#### Stored data:
§

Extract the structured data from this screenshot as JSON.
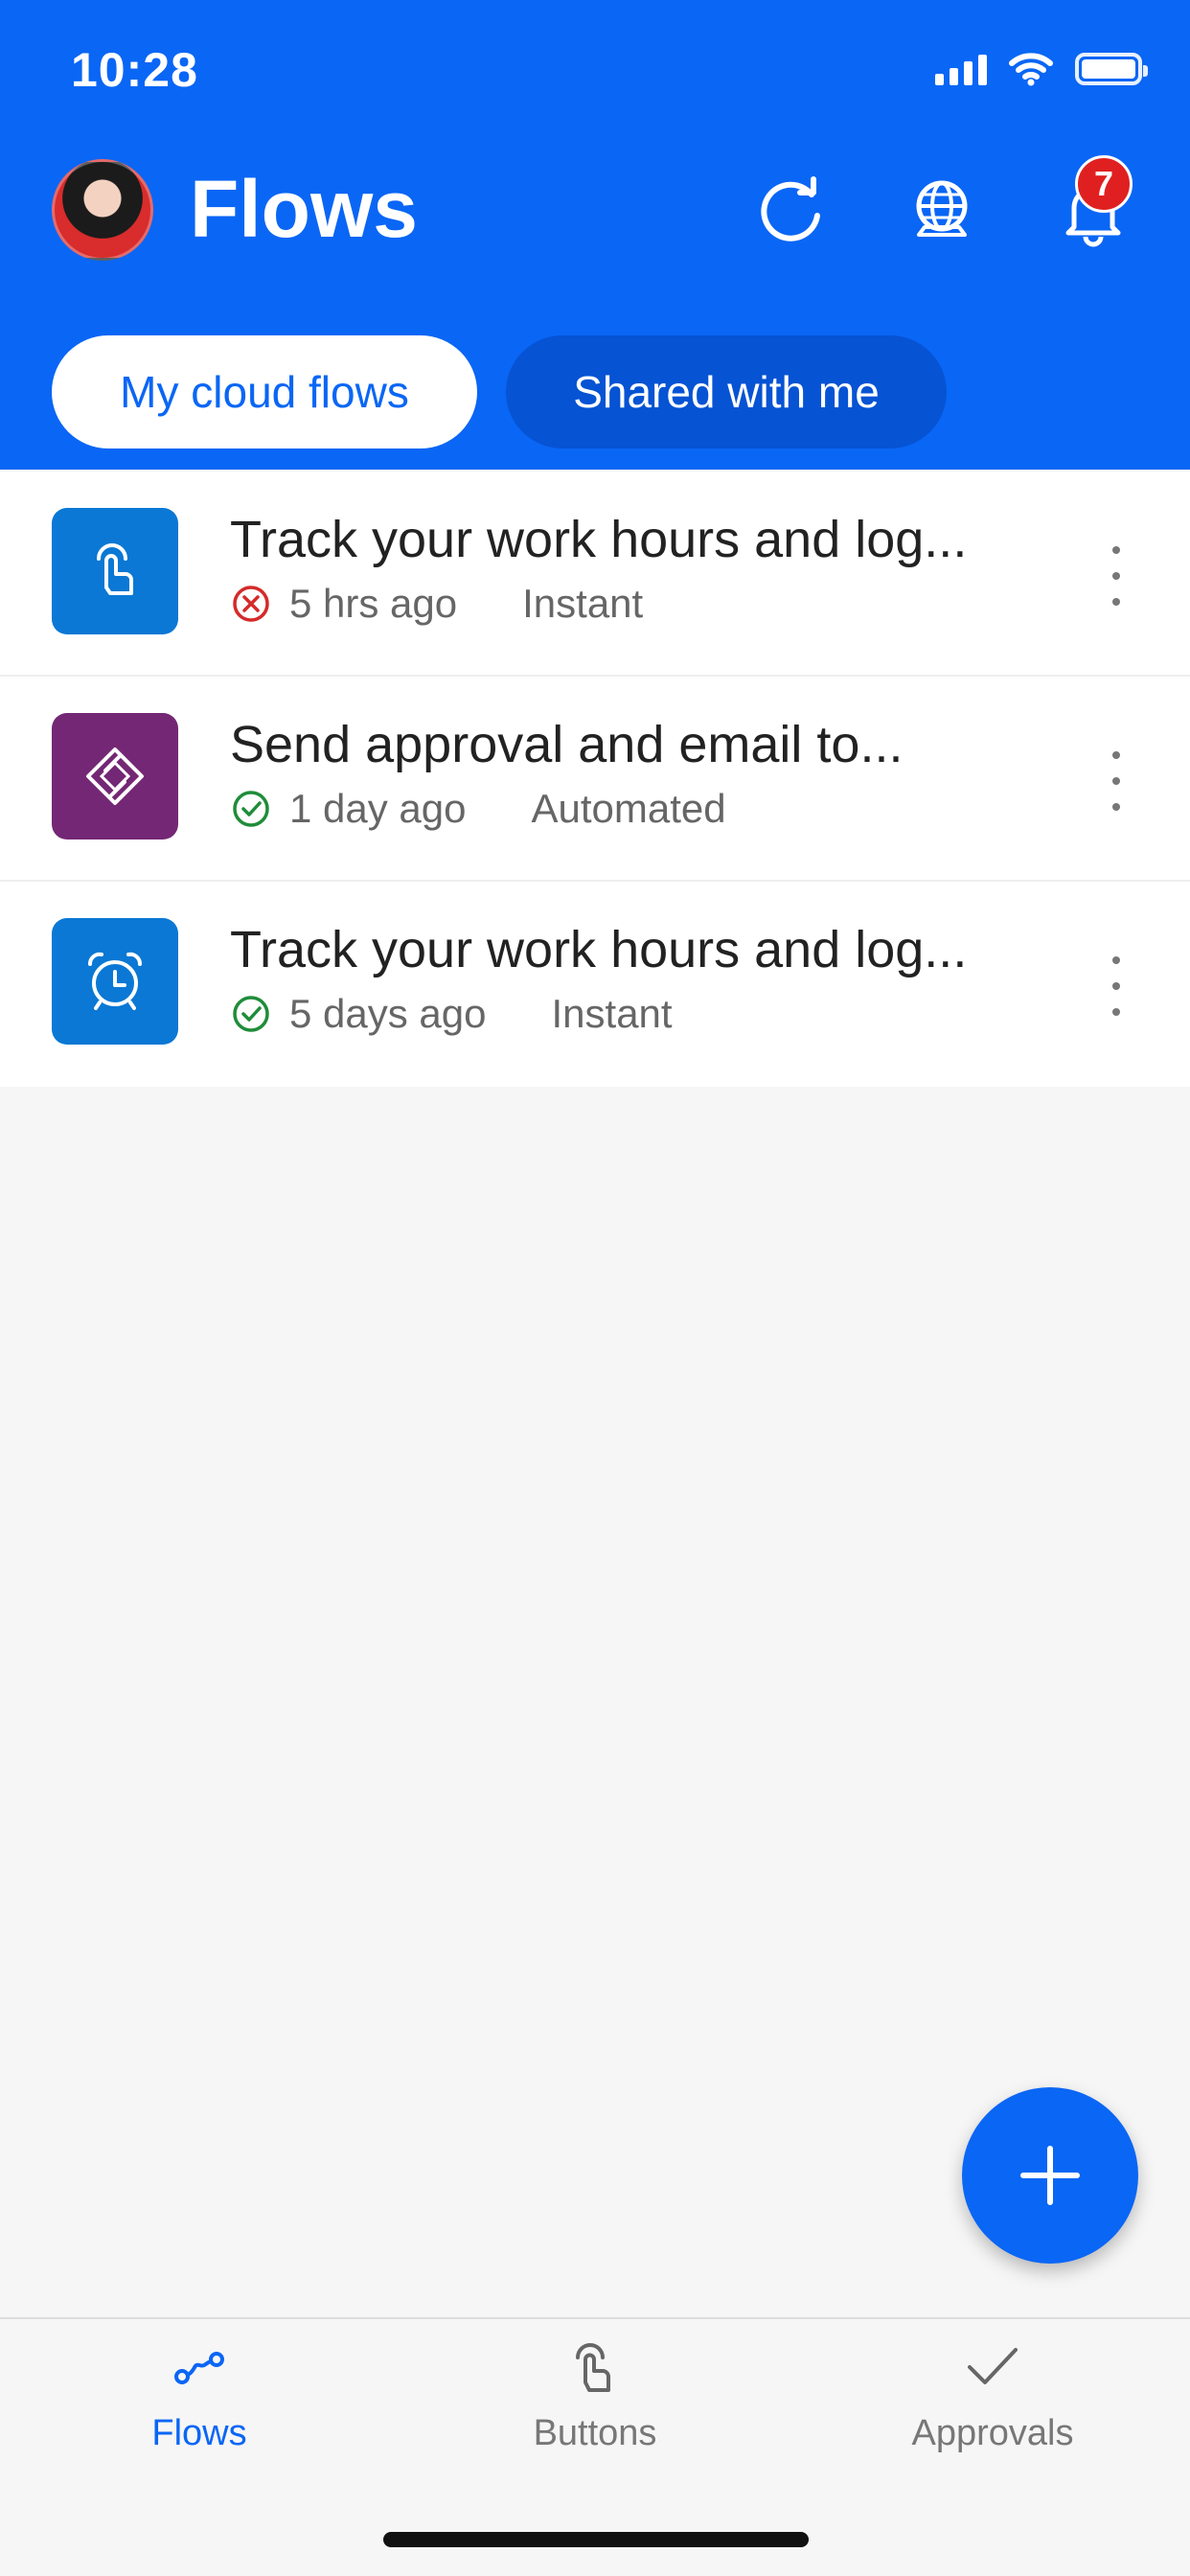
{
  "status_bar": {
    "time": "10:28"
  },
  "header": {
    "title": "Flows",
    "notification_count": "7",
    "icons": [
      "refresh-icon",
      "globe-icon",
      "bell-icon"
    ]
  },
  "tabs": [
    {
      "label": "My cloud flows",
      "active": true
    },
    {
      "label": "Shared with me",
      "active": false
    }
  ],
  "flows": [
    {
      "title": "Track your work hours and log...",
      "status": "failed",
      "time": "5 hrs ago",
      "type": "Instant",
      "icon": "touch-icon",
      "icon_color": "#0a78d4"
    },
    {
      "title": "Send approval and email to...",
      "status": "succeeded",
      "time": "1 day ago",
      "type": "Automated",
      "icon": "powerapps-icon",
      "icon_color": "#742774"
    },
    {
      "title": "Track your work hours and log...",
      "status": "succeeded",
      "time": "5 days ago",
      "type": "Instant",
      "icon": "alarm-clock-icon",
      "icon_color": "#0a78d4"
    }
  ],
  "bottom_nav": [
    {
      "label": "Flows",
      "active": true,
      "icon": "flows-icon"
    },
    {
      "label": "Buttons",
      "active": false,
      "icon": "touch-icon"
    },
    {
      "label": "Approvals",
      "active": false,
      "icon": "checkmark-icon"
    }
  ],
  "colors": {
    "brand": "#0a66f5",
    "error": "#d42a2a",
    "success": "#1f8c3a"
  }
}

§

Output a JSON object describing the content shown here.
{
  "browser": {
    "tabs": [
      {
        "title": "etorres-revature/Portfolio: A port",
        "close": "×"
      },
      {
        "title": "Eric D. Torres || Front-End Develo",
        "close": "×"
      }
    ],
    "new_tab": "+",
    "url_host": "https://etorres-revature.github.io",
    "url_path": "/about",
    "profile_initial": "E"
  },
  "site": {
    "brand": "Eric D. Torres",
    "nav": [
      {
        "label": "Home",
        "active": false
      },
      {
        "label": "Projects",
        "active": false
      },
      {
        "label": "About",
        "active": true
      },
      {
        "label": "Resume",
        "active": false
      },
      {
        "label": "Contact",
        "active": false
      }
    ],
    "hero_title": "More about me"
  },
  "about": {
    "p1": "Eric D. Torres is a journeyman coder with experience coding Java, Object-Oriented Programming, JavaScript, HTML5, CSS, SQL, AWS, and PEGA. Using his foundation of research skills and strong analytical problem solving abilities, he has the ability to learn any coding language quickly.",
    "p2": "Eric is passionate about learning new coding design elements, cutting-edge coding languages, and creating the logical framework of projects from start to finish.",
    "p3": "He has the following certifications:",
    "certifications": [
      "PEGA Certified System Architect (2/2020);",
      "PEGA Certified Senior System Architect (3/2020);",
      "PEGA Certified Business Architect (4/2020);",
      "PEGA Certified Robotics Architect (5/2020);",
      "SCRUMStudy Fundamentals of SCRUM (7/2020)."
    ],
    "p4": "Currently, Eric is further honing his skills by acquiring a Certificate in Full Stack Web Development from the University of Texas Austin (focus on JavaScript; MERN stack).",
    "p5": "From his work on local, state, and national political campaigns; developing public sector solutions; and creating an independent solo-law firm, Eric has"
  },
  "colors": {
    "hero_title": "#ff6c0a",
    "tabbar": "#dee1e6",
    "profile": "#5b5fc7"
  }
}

§

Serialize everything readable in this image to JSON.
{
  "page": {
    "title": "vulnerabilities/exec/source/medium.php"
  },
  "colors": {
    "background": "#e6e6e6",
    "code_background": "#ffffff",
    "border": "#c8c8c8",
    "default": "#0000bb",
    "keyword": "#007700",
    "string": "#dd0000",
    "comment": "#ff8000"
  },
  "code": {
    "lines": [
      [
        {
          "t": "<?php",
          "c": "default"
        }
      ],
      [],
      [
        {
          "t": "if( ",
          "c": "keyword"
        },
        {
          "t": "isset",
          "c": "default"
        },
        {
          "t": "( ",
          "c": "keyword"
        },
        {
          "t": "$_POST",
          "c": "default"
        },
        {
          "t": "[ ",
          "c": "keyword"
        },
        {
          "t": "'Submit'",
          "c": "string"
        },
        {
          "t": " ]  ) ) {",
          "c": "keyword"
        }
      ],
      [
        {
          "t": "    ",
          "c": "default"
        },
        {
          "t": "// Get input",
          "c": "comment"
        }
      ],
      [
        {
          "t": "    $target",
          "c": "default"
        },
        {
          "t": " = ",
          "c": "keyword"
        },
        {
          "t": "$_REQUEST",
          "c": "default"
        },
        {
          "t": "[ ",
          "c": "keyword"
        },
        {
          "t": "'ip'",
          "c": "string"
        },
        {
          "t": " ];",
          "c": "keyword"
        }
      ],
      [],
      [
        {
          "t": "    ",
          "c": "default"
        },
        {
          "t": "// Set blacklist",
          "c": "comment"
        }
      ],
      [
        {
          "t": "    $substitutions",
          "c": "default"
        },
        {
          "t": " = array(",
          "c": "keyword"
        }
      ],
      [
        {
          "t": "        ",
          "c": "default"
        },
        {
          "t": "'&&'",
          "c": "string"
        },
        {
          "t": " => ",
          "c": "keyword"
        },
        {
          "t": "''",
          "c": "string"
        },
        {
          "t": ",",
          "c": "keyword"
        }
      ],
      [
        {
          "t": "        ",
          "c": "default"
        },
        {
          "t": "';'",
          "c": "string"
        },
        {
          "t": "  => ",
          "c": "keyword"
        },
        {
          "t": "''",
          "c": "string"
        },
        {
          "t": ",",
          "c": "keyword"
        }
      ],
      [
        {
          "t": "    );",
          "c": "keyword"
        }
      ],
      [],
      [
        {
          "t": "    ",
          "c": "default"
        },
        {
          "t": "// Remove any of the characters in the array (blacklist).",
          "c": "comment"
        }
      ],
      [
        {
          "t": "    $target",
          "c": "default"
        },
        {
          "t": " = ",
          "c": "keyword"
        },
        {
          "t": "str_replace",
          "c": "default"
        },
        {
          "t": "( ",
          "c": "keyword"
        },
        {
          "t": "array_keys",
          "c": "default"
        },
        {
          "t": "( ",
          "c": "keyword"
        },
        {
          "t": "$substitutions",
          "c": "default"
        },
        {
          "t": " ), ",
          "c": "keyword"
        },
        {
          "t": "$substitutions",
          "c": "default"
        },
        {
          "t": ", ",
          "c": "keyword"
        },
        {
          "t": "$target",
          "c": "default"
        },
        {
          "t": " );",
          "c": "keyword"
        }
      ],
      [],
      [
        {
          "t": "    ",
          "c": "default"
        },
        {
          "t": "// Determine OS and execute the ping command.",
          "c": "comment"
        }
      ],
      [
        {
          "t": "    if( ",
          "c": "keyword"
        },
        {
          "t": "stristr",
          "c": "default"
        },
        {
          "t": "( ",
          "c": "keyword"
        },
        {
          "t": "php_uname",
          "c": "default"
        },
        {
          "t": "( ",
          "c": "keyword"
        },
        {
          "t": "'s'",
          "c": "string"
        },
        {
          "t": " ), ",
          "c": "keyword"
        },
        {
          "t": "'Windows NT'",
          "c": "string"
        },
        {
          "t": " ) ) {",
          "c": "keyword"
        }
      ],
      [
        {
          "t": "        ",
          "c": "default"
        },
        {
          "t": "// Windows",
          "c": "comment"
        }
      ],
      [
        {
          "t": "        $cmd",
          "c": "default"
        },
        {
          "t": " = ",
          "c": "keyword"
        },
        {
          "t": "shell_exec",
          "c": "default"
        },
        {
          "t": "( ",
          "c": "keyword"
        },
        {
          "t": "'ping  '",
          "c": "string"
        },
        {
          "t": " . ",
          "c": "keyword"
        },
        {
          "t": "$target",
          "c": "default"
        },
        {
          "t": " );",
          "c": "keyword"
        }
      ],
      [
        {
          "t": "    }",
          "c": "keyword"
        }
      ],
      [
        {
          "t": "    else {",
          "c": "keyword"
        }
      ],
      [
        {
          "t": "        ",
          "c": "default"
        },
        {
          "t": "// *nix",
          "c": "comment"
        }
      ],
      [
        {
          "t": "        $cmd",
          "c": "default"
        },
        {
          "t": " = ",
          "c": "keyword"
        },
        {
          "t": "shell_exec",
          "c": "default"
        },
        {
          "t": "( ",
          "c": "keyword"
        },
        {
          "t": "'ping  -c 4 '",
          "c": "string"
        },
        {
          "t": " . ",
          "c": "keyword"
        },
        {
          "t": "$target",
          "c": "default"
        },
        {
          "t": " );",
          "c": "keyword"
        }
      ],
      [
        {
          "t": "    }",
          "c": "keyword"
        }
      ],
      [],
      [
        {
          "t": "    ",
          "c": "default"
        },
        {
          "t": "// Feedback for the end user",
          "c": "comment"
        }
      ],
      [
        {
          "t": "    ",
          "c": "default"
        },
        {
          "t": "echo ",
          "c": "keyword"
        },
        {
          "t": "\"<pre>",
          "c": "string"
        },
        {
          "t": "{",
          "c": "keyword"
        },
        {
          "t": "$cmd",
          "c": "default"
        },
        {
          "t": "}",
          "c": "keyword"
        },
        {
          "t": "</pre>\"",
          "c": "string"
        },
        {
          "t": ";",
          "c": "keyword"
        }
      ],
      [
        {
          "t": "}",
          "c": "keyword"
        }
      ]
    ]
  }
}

§

#### Short exercise:
Pull out every line holding "etorres" from the records above, and copy it.

#### Exercise result:
        "title": "etorres-revature/Portfolio: A port",
    "url_host": "https://etorres-revature.github.io",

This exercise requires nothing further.